Set of tasks:
#1 Name every man page that the NIS-to-LDAP page extract refers readers to, including the section number of each.
#2 Extend the NIS-to-LDAP page extract beyond its final sentence.

Page extract:
NIS-to-LDAP Commands, Files, and Maps

There are two utilities, two configuration files, and a mapping that are associated with the N2L transition.

Table 15–2 Descriptions of N2L Commands, Files, and Maps

Command/File/Map 

Description 

/usr/lib/netsvc/yp/inityp2l

A utility that assists with the creation of the NISLDAPmapping and ypserv configuration files. This utility is not a general-purpose tool for the management of these files. An advanced user can maintain the N2L configuration files or create custom mappings by using a text editor to examine and customize the inityp2l output. See the inityp2l(1M) man page.

/usr/lib/netsvc/yp/ypmap2src

A utility that converts standard NIS maps to approximations of the equivalent NIS source files. The primary use for ypmap2src is to convert from an N2L transition server to traditional NIS. See the ypmap2src(1M) man page.

/var/yp/NISLDAPmapping

A configuration file that specifies the mapping between NIS map entries and equivalent Directory Information Tree (DIT) entries in LDAP. See the NISLDAPmapping(4) man page.

/var/yp/ypserv

A file that specifies configuration information for the NIS–to–LDAP transition daemons. See the ypserv(4) man page.

ageing.byname

A mapping used by yppasswdd to read and write password aging information to the DIT when the NIS-to-LDAP transition is implemented.

Supported Standard Mappings

By default, the N2L service supports mappings between the following list of maps and RFC 2307, or its successors', LDAP entries. These standard maps do not require manual modification to the mapping file. Any maps on your system that are not in the following list are considered custom maps and require manual modification.

The N2L service also supports automatic mapping of the auto.* maps. However, since most auto.* file names and contents are specific to each network configuration, those files are not specified in this list. The exceptions to this are the auto.home and auto.master maps, which are supported as standard maps.

Raw data:
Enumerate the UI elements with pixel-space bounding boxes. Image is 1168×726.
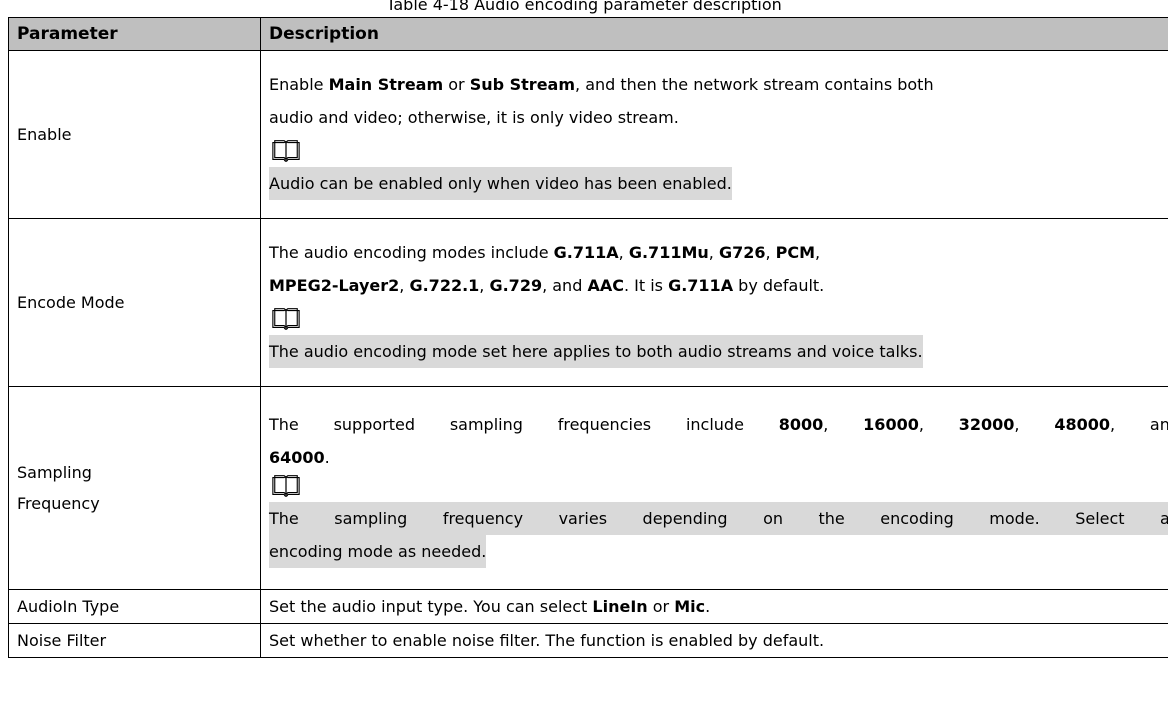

Answers in order:
#1
inityp2l(1M)
ypmap2src(1M)
NISLDAPmapping(4)
ypserv(4)

#2
audit_user
auth_attr
auto.home
auto.master
bootparams
ethers.byaddr ethers.byname
exec_attr
group.bygid group.byname group.adjunct.byname
hosts.byaddr hosts.byname
ipnodes.byaddr ipnodes.byname
mail.byaddr mail.aliases
netgroup netgroup.byprojid netgroup.byuser netgroup.byhost
netid.byname
netmasks.byaddr
networks.byaddr networks.byname
passwd.byname passwd.byuid passwd.adjunct.byname
printers.conf.byname
prof_attr
project.byname project.byprojectid
protocols.byname protocols.bynumber
publickey.byname
rpc.bynumber
services.byname services.byservicename
timezone.byname
user_attr

During the NIS-to-LDAP transition, the yppasswdd daemon uses the N2L-specific map, ageing.byname, to read and write password aging information to the DIT. If you are not using password aging, then the ageing.byname mapping is ignored.

Transitioning From NIS to LDAP (Task Map)

The following table identifies the procedures needed to install and manage the N2L service with standard and with custom NIS–to–LDAP mappings.

Task 

Description 

For Instructions 

Complete all prerequisites. 

Be sure that you have properly configured your NIS server and Sun Java System Directory Server (LDAP server).  

Prerequisites for the NIS-to-LDAP Transition

Set up the N2L service. 

Run inityp2l on the NIS master server to set up one of these mappings:

  

  

Standard mappings 

How to Set Up the N2L Service With Standard Mappings

  

Custom or nonstandard mappings 

How to Set Up the N2L Service With Custom or Nonstandard Mappings

Customize a map.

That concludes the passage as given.